Task description: All of the data needs to be repeated exactly.
>> begin The input
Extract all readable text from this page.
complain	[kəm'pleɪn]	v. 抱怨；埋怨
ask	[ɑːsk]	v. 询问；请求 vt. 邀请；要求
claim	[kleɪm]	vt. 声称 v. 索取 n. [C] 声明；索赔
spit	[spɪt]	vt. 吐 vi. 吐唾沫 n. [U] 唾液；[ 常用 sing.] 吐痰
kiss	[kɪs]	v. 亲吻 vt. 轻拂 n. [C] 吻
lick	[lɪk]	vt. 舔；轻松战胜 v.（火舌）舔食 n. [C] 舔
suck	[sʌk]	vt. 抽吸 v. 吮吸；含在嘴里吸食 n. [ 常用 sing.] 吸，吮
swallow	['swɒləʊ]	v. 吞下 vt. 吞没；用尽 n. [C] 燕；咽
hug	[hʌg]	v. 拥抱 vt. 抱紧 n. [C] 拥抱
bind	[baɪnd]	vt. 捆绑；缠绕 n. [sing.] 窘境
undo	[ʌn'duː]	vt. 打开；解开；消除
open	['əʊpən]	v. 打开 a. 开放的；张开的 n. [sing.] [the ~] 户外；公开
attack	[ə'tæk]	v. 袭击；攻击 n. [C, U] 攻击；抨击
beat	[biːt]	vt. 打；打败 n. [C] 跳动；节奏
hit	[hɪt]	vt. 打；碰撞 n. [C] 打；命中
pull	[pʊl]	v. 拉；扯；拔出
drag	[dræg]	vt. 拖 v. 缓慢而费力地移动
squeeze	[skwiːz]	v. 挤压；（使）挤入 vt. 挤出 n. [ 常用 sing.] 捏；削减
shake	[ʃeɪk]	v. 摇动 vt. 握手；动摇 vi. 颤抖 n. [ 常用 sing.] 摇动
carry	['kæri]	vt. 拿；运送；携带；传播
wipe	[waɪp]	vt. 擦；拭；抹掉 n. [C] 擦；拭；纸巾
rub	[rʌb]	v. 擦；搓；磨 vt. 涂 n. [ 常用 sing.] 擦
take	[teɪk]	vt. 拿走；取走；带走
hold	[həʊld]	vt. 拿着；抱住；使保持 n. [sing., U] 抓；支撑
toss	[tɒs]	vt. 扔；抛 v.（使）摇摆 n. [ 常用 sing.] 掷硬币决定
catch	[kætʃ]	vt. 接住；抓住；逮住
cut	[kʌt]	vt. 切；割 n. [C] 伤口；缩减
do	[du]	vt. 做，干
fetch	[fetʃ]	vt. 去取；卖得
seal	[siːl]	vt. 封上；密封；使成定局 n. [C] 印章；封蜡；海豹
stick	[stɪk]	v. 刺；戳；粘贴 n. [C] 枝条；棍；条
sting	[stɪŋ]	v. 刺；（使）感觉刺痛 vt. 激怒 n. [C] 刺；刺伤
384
>> end The input
Solution to this exercise:
Extract all readable text from this page.
complain	[kəm'pleɪn]	v. 抱怨；埋怨
ask	[ɑːsk]	v. 询问；请求 vt. 邀请；要求
claim	[kleɪm]	vt. 声称 v. 索取 n. [C] 声明；索赔
spit	[spɪt]	vt. 吐 vi. 吐唾沫 n. [U] 唾液；[ 常用 sing.] 吐痰
kiss	[kɪs]	v. 亲吻 vt. 轻拂 n. [C] 吻
lick	[lɪk]	vt. 舔；轻松战胜 v.（火舌）舔食 n. [C] 舔
suck	[sʌk]	vt. 抽吸 v. 吮吸；含在嘴里吸食 n. [ 常用 sing.] 吸，吮
swallow	['swɒləʊ]	v. 吞下 vt. 吞没；用尽 n. [C] 燕；咽
hug	[hʌg]	v. 拥抱 vt. 抱紧 n. [C] 拥抱
bind	[baɪnd]	vt. 捆绑；缠绕 n. [sing.] 窘境
undo	[ʌn'duː]	vt. 打开；解开；消除
open	['əʊpən]	v. 打开 a. 开放的；张开的 n. [sing.] [the ~] 户外；公开
attack	[ə'tæk]	v. 袭击；攻击 n. [C, U] 攻击；抨击
beat	[biːt]	vt. 打；打败 n. [C] 跳动；节奏
hit	[hɪt]	vt. 打；碰撞 n. [C] 打；命中
pull	[pʊl]	v. 拉；扯；拔出
drag	[dræg]	vt. 拖 v. 缓慢而费力地移动
squeeze	[skwiːz]	v. 挤压；（使）挤入 vt. 挤出 n. [ 常用 sing.] 捏；削减
shake	[ʃeɪk]	v. 摇动 vt. 握手；动摇 vi. 颤抖 n. [ 常用 sing.] 摇动
carry	['kæri]	vt. 拿；运送；携带；传播
wipe	[waɪp]	vt. 擦；拭；抹掉 n. [C] 擦；拭；纸巾
rub	[rʌb]	v. 擦；搓；磨 vt. 涂 n. [ 常用 sing.] 擦
take	[teɪk]	vt. 拿走；取走；带走
hold	[həʊld]	vt. 拿着；抱住；使保持 n. [sing., U] 抓；支撑
toss	[tɒs]	vt. 扔；抛 v.（使）摇摆 n. [ 常用 sing.] 掷硬币决定
catch	[kætʃ]	vt. 接住；抓住；逮住
cut	[kʌt]	vt. 切；割 n. [C] 伤口；缩减
do	[du]	vt. 做，干
fetch	[fetʃ]	vt. 去取；卖得
seal	[siːl]	vt. 封上；密封；使成定局 n. [C] 印章；封蜡；海豹
stick	[stɪk]	v. 刺；戳；粘贴 n. [C] 枝条；棍；条
sting	[stɪŋ]	v. 刺；（使）感觉刺痛 vt. 激怒 n. [C] 刺；刺伤
384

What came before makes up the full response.